• **Material for this exercise**
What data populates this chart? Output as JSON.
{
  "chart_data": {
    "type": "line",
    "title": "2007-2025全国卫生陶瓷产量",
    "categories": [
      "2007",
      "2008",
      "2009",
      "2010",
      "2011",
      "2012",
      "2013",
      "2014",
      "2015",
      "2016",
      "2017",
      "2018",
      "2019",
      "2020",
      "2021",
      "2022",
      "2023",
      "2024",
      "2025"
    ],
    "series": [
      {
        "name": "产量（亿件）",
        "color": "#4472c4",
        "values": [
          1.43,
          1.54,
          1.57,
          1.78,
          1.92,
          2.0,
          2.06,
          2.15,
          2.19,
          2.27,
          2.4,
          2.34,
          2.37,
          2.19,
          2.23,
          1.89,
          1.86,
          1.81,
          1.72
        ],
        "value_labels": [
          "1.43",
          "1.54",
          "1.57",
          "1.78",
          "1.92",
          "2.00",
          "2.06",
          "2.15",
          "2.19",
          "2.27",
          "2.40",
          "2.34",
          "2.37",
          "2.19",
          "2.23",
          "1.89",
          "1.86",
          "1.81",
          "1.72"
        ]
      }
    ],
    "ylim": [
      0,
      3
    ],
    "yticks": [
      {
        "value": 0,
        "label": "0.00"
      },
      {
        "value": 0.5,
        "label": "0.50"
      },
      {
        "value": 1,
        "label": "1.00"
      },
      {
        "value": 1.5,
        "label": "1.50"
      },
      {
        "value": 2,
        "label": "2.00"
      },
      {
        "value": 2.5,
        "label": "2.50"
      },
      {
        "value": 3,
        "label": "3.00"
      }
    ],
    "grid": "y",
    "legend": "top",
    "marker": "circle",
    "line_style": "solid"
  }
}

• **Exercise instructions**
Write out all the data again, exactly as it appears.

• **Reply**
What data populates this chart? Output as JSON.
{
  "chart_data": {
    "type": "line",
    "title": "2007-2025全国卫生陶瓷产量",
    "categories": [
      "2007",
      "2008",
      "2009",
      "2010",
      "2011",
      "2012",
      "2013",
      "2014",
      "2015",
      "2016",
      "2017",
      "2018",
      "2019",
      "2020",
      "2021",
      "2022",
      "2023",
      "2024",
      "2025"
    ],
    "series": [
      {
        "name": "产量（亿件）",
        "color": "#4472c4",
        "values": [
          1.43,
          1.54,
          1.57,
          1.78,
          1.92,
          2.0,
          2.06,
          2.15,
          2.19,
          2.27,
          2.4,
          2.34,
          2.37,
          2.19,
          2.23,
          1.89,
          1.86,
          1.81,
          1.72
        ],
        "value_labels": [
          "1.43",
          "1.54",
          "1.57",
          "1.78",
          "1.92",
          "2.00",
          "2.06",
          "2.15",
          "2.19",
          "2.27",
          "2.40",
          "2.34",
          "2.37",
          "2.19",
          "2.23",
          "1.89",
          "1.86",
          "1.81",
          "1.72"
        ]
      }
    ],
    "ylim": [
      0,
      3
    ],
    "yticks": [
      {
        "value": 0,
        "label": "0.00"
      },
      {
        "value": 0.5,
        "label": "0.50"
      },
      {
        "value": 1,
        "label": "1.00"
      },
      {
        "value": 1.5,
        "label": "1.50"
      },
      {
        "value": 2,
        "label": "2.00"
      },
      {
        "value": 2.5,
        "label": "2.50"
      },
      {
        "value": 3,
        "label": "3.00"
      }
    ],
    "grid": "y",
    "legend": "top",
    "marker": "circle",
    "line_style": "solid"
  }
}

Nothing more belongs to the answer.